# start of Raw records

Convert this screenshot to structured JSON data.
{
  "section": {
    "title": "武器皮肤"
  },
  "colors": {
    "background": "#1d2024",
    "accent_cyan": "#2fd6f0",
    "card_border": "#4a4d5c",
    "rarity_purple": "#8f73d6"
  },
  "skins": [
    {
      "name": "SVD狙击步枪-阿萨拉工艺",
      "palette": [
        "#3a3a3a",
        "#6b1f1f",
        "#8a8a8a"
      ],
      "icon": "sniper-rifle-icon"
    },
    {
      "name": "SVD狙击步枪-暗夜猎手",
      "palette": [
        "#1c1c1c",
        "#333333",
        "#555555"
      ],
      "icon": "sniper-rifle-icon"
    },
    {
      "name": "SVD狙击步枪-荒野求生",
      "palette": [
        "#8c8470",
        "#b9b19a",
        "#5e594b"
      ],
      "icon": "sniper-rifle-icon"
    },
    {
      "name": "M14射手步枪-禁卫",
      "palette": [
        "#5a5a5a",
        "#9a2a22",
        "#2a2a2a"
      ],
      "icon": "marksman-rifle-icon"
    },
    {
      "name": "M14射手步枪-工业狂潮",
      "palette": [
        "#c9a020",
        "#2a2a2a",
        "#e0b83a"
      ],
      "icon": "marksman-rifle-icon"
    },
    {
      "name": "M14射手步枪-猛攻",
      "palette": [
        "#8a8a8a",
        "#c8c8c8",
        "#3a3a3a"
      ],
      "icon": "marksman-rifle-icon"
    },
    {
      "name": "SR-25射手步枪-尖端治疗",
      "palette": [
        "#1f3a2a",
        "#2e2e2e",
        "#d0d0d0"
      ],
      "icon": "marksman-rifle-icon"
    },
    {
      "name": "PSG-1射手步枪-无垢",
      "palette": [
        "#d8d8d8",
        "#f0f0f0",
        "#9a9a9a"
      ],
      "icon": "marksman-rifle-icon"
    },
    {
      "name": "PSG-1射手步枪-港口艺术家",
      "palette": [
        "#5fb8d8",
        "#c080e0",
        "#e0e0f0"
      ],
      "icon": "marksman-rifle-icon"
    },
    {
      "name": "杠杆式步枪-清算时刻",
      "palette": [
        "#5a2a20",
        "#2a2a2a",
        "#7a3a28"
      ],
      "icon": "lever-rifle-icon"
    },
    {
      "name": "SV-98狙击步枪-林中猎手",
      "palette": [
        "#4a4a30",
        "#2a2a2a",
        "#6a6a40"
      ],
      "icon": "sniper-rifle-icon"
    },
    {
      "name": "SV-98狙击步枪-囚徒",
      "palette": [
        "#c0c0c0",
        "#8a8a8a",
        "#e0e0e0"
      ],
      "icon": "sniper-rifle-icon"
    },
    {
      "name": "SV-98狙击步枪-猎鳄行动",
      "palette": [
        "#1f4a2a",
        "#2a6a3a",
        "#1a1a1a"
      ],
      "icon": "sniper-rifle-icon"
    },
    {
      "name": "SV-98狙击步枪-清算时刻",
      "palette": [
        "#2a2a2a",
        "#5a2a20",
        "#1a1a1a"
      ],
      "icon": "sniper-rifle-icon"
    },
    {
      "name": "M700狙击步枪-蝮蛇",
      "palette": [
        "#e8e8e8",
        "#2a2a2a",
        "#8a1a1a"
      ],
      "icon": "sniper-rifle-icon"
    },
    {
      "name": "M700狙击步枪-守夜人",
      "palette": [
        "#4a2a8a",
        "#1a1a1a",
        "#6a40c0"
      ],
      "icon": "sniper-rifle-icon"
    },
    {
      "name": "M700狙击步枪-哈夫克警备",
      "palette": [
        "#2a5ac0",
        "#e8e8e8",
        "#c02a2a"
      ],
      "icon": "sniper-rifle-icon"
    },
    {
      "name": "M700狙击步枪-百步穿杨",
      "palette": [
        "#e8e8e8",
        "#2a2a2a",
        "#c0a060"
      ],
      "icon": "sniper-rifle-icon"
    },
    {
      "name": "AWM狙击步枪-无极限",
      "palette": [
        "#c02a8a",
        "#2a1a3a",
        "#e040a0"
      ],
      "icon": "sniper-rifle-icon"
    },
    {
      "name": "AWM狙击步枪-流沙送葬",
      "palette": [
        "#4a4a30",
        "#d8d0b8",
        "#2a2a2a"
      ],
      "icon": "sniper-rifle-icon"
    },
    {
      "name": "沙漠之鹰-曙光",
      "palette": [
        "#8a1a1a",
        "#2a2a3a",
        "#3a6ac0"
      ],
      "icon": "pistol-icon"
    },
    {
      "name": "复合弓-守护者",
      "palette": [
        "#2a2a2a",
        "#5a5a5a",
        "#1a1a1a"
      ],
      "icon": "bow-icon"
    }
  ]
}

# end of Raw records

• Work to do:
Print all the data exactly.

• Exercise solution:
Convert this screenshot to structured JSON data.
{
  "section": {
    "title": "武器皮肤"
  },
  "colors": {
    "background": "#1d2024",
    "accent_cyan": "#2fd6f0",
    "card_border": "#4a4d5c",
    "rarity_purple": "#8f73d6"
  },
  "skins": [
    {
      "name": "SVD狙击步枪-阿萨拉工艺",
      "palette": [
        "#3a3a3a",
        "#6b1f1f",
        "#8a8a8a"
      ],
      "icon": "sniper-rifle-icon"
    },
    {
      "name": "SVD狙击步枪-暗夜猎手",
      "palette": [
        "#1c1c1c",
        "#333333",
        "#555555"
      ],
      "icon": "sniper-rifle-icon"
    },
    {
      "name": "SVD狙击步枪-荒野求生",
      "palette": [
        "#8c8470",
        "#b9b19a",
        "#5e594b"
      ],
      "icon": "sniper-rifle-icon"
    },
    {
      "name": "M14射手步枪-禁卫",
      "palette": [
        "#5a5a5a",
        "#9a2a22",
        "#2a2a2a"
      ],
      "icon": "marksman-rifle-icon"
    },
    {
      "name": "M14射手步枪-工业狂潮",
      "palette": [
        "#c9a020",
        "#2a2a2a",
        "#e0b83a"
      ],
      "icon": "marksman-rifle-icon"
    },
    {
      "name": "M14射手步枪-猛攻",
      "palette": [
        "#8a8a8a",
        "#c8c8c8",
        "#3a3a3a"
      ],
      "icon": "marksman-rifle-icon"
    },
    {
      "name": "SR-25射手步枪-尖端治疗",
      "palette": [
        "#1f3a2a",
        "#2e2e2e",
        "#d0d0d0"
      ],
      "icon": "marksman-rifle-icon"
    },
    {
      "name": "PSG-1射手步枪-无垢",
      "palette": [
        "#d8d8d8",
        "#f0f0f0",
        "#9a9a9a"
      ],
      "icon": "marksman-rifle-icon"
    },
    {
      "name": "PSG-1射手步枪-港口艺术家",
      "palette": [
        "#5fb8d8",
        "#c080e0",
        "#e0e0f0"
      ],
      "icon": "marksman-rifle-icon"
    },
    {
      "name": "杠杆式步枪-清算时刻",
      "palette": [
        "#5a2a20",
        "#2a2a2a",
        "#7a3a28"
      ],
      "icon": "lever-rifle-icon"
    },
    {
      "name": "SV-98狙击步枪-林中猎手",
      "palette": [
        "#4a4a30",
        "#2a2a2a",
        "#6a6a40"
      ],
      "icon": "sniper-rifle-icon"
    },
    {
      "name": "SV-98狙击步枪-囚徒",
      "palette": [
        "#c0c0c0",
        "#8a8a8a",
        "#e0e0e0"
      ],
      "icon": "sniper-rifle-icon"
    },
    {
      "name": "SV-98狙击步枪-猎鳄行动",
      "palette": [
        "#1f4a2a",
        "#2a6a3a",
        "#1a1a1a"
      ],
      "icon": "sniper-rifle-icon"
    },
    {
      "name": "SV-98狙击步枪-清算时刻",
      "palette": [
        "#2a2a2a",
        "#5a2a20",
        "#1a1a1a"
      ],
      "icon": "sniper-rifle-icon"
    },
    {
      "name": "M700狙击步枪-蝮蛇",
      "palette": [
        "#e8e8e8",
        "#2a2a2a",
        "#8a1a1a"
      ],
      "icon": "sniper-rifle-icon"
    },
    {
      "name": "M700狙击步枪-守夜人",
      "palette": [
        "#4a2a8a",
        "#1a1a1a",
        "#6a40c0"
      ],
      "icon": "sniper-rifle-icon"
    },
    {
      "name": "M700狙击步枪-哈夫克警备",
      "palette": [
        "#2a5ac0",
        "#e8e8e8",
        "#c02a2a"
      ],
      "icon": "sniper-rifle-icon"
    },
    {
      "name": "M700狙击步枪-百步穿杨",
      "palette": [
        "#e8e8e8",
        "#2a2a2a",
        "#c0a060"
      ],
      "icon": "sniper-rifle-icon"
    },
    {
      "name": "AWM狙击步枪-无极限",
      "palette": [
        "#c02a8a",
        "#2a1a3a",
        "#e040a0"
      ],
      "icon": "sniper-rifle-icon"
    },
    {
      "name": "AWM狙击步枪-流沙送葬",
      "palette": [
        "#4a4a30",
        "#d8d0b8",
        "#2a2a2a"
      ],
      "icon": "sniper-rifle-icon"
    },
    {
      "name": "沙漠之鹰-曙光",
      "palette": [
        "#8a1a1a",
        "#2a2a3a",
        "#3a6ac0"
      ],
      "icon": "pistol-icon"
    },
    {
      "name": "复合弓-守护者",
      "palette": [
        "#2a2a2a",
        "#5a5a5a",
        "#1a1a1a"
      ],
      "icon": "bow-icon"
    }
  ]
}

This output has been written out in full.